> What to do
Copy out all lines where "자동으로" appears.

> Data extract
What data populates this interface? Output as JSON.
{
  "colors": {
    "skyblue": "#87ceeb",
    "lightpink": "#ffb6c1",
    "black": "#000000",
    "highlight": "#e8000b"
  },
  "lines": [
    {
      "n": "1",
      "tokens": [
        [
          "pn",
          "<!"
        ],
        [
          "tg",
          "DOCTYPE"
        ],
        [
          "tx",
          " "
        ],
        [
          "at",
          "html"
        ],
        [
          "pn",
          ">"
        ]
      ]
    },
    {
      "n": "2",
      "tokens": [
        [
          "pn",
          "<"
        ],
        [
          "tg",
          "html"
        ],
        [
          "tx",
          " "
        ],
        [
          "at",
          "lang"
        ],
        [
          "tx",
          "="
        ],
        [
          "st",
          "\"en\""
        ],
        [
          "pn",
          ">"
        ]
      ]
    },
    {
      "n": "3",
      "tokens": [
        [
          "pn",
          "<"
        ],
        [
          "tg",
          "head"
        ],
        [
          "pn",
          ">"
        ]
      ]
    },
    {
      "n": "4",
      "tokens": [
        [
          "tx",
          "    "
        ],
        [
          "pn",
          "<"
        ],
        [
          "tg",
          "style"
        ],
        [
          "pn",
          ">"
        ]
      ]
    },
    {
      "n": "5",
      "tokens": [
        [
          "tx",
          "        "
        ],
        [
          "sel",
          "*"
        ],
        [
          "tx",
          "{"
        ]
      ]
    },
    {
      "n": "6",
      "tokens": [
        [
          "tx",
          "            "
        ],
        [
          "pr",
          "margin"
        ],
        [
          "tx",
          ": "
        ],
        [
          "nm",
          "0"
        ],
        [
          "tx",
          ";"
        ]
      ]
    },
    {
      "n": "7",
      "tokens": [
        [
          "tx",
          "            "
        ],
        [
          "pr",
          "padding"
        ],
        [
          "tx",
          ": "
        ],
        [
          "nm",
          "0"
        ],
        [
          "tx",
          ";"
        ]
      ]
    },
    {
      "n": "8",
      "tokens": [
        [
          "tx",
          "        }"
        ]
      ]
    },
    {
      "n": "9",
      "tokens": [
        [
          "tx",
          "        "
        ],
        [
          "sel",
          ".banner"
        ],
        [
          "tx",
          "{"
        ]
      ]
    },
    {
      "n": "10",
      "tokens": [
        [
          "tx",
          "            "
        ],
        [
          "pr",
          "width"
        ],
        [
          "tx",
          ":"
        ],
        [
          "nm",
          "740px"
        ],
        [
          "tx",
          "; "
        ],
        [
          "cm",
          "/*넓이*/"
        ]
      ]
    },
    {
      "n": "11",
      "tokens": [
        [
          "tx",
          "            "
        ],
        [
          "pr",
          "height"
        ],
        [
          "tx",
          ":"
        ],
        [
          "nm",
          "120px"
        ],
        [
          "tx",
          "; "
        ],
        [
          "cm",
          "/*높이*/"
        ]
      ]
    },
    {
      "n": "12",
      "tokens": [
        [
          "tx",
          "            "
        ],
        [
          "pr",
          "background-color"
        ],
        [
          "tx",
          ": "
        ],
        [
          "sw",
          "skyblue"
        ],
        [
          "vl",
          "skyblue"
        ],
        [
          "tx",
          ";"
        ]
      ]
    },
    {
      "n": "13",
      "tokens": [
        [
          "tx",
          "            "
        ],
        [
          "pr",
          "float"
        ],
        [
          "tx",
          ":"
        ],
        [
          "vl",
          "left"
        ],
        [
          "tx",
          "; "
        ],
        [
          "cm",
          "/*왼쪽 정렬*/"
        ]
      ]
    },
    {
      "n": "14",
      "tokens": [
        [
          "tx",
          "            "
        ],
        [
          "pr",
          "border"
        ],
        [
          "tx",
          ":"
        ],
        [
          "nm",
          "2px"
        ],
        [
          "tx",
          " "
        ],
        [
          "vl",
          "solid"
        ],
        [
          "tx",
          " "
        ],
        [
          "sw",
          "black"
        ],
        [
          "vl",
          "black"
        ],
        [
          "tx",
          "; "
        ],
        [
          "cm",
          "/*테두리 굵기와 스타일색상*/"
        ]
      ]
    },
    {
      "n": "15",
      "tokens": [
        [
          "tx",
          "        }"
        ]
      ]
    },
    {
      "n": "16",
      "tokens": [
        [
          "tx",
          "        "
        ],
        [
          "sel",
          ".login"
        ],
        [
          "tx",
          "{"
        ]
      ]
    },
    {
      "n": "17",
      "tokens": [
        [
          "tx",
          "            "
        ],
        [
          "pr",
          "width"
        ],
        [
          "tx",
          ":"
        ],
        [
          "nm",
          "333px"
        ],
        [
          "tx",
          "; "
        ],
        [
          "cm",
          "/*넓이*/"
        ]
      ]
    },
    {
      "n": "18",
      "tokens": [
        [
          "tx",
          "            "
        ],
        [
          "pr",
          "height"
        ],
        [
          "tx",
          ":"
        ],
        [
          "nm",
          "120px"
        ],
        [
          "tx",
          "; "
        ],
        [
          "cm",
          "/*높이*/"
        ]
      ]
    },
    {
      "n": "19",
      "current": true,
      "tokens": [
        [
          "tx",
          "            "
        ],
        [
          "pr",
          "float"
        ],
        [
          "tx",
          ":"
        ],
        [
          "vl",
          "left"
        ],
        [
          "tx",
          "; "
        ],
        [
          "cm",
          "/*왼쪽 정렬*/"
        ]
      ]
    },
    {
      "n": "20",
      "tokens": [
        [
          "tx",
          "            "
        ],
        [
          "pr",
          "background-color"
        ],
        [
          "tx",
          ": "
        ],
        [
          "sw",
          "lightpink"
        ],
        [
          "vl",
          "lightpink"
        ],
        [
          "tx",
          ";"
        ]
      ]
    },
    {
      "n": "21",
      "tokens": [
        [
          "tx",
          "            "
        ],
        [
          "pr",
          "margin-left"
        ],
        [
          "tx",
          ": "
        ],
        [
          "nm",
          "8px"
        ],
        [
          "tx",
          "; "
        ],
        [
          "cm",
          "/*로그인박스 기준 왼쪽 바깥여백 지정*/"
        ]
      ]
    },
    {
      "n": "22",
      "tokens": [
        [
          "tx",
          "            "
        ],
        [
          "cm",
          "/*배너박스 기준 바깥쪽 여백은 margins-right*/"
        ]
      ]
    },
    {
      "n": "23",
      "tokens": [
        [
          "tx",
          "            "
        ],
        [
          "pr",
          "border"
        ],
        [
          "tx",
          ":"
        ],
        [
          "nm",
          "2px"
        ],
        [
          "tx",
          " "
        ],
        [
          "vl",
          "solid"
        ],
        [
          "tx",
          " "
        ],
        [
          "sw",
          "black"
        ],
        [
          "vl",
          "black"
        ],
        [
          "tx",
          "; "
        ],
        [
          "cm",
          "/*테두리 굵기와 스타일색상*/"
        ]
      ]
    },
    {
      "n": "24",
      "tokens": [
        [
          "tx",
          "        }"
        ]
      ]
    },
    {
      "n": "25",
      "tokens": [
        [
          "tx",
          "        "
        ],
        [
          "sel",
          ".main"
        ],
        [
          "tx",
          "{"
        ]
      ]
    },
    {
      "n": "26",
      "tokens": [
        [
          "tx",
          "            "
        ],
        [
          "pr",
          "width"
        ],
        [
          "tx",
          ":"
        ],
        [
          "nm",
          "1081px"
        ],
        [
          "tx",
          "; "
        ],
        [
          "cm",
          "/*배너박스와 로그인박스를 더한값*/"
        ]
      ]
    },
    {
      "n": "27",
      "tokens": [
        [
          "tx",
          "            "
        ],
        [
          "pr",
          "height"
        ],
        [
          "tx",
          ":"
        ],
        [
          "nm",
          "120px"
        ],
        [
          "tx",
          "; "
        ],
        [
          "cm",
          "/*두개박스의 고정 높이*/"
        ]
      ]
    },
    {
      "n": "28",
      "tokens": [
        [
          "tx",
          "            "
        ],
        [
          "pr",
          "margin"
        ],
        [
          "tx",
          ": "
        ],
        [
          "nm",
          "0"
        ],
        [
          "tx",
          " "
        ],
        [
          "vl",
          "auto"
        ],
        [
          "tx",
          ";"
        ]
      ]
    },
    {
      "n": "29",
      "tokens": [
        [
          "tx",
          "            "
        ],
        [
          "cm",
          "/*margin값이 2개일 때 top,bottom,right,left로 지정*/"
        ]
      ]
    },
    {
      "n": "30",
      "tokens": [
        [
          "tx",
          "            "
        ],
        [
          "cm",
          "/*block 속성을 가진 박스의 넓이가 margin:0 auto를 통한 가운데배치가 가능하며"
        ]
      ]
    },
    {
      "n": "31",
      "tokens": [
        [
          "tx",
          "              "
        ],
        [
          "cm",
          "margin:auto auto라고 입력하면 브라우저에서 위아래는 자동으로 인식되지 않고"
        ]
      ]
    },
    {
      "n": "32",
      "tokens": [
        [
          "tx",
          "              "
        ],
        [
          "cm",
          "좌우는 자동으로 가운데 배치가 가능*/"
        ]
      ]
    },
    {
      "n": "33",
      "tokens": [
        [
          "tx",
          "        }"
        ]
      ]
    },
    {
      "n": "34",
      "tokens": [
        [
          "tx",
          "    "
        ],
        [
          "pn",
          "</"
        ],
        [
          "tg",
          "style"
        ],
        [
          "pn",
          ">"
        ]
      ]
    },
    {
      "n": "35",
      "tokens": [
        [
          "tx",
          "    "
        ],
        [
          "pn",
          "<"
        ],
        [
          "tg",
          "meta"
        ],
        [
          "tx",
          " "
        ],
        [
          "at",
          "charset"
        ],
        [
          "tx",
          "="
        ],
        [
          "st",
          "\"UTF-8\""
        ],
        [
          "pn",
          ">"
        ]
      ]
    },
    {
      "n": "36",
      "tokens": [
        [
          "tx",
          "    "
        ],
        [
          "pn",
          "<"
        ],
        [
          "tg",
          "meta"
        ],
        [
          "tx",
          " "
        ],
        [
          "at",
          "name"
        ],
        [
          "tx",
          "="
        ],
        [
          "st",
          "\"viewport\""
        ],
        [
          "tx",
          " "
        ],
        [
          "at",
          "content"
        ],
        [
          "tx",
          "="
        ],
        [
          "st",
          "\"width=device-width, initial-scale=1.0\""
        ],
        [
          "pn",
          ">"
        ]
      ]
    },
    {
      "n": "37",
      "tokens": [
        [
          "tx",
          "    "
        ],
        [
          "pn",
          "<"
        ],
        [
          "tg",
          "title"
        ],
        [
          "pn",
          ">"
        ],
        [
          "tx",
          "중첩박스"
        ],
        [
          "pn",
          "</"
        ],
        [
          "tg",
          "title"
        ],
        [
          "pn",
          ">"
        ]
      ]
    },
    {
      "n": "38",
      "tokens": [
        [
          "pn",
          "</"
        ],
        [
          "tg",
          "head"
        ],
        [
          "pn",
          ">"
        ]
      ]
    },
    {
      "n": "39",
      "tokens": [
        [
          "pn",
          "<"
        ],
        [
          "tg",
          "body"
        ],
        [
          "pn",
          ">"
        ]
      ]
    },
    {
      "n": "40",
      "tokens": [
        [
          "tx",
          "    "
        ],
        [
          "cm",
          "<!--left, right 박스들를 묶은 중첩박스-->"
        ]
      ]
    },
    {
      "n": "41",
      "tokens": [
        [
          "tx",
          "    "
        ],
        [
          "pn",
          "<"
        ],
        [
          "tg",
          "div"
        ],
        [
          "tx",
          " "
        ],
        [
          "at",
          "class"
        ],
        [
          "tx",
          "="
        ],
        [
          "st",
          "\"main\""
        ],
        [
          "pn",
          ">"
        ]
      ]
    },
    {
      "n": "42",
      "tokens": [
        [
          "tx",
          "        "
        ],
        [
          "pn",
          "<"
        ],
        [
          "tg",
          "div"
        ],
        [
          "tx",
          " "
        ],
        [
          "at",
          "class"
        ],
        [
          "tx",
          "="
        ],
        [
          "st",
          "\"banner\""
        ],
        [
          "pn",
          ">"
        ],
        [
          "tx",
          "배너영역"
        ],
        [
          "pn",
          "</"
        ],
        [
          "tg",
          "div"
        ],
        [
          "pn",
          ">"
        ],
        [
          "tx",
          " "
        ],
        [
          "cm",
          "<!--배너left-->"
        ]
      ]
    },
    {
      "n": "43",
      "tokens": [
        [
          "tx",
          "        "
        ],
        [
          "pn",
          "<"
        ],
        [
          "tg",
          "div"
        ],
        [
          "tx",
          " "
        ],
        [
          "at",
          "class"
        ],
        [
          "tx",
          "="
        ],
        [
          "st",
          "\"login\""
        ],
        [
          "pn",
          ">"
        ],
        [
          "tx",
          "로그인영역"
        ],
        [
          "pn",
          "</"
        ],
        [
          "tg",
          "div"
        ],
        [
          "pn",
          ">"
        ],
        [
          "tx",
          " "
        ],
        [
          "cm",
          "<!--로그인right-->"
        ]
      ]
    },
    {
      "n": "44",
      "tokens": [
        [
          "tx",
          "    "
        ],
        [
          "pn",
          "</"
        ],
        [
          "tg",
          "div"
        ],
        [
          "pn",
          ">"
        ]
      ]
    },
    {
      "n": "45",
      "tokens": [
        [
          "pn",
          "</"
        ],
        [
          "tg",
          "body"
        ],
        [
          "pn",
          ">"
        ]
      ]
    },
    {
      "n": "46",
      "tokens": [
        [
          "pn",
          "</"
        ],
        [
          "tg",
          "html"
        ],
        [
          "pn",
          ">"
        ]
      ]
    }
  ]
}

> Written solution
          "margin:auto auto라고 입력하면 브라우저에서 위아래는 자동으로 인식되지 않고"
          "좌우는 자동으로 가운데 배치가 가능*/"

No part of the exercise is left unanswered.